-- Start Given entries --
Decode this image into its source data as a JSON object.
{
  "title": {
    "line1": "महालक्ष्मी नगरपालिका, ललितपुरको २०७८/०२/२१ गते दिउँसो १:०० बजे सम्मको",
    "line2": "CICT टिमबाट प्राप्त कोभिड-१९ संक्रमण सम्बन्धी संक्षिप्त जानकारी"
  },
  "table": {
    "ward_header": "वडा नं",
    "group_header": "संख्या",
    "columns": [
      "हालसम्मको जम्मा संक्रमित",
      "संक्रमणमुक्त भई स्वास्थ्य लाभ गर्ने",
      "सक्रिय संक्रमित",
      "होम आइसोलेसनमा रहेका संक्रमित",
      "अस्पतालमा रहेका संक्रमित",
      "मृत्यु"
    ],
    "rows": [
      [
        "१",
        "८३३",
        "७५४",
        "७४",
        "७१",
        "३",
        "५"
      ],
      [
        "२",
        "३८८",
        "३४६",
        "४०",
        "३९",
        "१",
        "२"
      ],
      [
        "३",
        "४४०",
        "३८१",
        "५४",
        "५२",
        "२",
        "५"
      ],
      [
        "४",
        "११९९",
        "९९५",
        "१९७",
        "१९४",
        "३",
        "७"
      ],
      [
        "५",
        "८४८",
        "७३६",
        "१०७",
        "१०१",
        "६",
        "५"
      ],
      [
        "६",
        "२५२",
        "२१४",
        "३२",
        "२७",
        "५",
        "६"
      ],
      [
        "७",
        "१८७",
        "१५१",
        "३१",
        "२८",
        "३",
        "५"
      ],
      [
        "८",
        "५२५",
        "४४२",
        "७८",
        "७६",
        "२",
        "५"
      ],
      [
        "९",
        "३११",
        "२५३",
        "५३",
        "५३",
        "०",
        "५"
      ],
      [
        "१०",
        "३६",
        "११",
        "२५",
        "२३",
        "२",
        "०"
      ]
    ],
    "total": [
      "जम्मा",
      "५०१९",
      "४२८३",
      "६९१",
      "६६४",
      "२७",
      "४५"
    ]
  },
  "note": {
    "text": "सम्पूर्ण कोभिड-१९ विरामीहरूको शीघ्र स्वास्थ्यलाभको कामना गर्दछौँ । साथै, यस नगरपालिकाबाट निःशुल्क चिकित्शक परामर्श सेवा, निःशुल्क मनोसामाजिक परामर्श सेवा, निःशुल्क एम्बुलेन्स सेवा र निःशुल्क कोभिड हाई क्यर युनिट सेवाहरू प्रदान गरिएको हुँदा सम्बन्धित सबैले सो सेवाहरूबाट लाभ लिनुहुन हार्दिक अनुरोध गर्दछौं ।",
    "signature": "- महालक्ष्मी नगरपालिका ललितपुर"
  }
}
-- End Given entries --
### What to produce
Return every record, word for word.

### Exercise result
Decode this image into its source data as a JSON object.
{
  "title": {
    "line1": "महालक्ष्मी नगरपालिका, ललितपुरको २०७८/०२/२१ गते दिउँसो १:०० बजे सम्मको",
    "line2": "CICT टिमबाट प्राप्त कोभिड-१९ संक्रमण सम्बन्धी संक्षिप्त जानकारी"
  },
  "table": {
    "ward_header": "वडा नं",
    "group_header": "संख्या",
    "columns": [
      "हालसम्मको जम्मा संक्रमित",
      "संक्रमणमुक्त भई स्वास्थ्य लाभ गर्ने",
      "सक्रिय संक्रमित",
      "होम आइसोलेसनमा रहेका संक्रमित",
      "अस्पतालमा रहेका संक्रमित",
      "मृत्यु"
    ],
    "rows": [
      [
        "१",
        "८३३",
        "७५४",
        "७४",
        "७१",
        "३",
        "५"
      ],
      [
        "२",
        "३८८",
        "३४६",
        "४०",
        "३९",
        "१",
        "२"
      ],
      [
        "३",
        "४४०",
        "३८१",
        "५४",
        "५२",
        "२",
        "५"
      ],
      [
        "४",
        "११९९",
        "९९५",
        "१९७",
        "१९४",
        "३",
        "७"
      ],
      [
        "५",
        "८४८",
        "७३६",
        "१०७",
        "१०१",
        "६",
        "५"
      ],
      [
        "६",
        "२५२",
        "२१४",
        "३२",
        "२७",
        "५",
        "६"
      ],
      [
        "७",
        "१८७",
        "१५१",
        "३१",
        "२८",
        "३",
        "५"
      ],
      [
        "८",
        "५२५",
        "४४२",
        "७८",
        "७६",
        "२",
        "५"
      ],
      [
        "९",
        "३११",
        "२५३",
        "५३",
        "५३",
        "०",
        "५"
      ],
      [
        "१०",
        "३६",
        "११",
        "२५",
        "२३",
        "२",
        "०"
      ]
    ],
    "total": [
      "जम्मा",
      "५०१९",
      "४२८३",
      "६९१",
      "६६४",
      "२७",
      "४५"
    ]
  },
  "note": {
    "text": "सम्पूर्ण कोभिड-१९ विरामीहरूको शीघ्र स्वास्थ्यलाभको कामना गर्दछौँ । साथै, यस नगरपालिकाबाट निःशुल्क चिकित्शक परामर्श सेवा, निःशुल्क मनोसामाजिक परामर्श सेवा, निःशुल्क एम्बुलेन्स सेवा र निःशुल्क कोभिड हाई क्यर युनिट सेवाहरू प्रदान गरिएको हुँदा सम्बन्धित सबैले सो सेवाहरूबाट लाभ लिनुहुन हार्दिक अनुरोध गर्दछौं ।",
    "signature": "- महालक्ष्मी नगरपालिका ललितपुर"
  }
}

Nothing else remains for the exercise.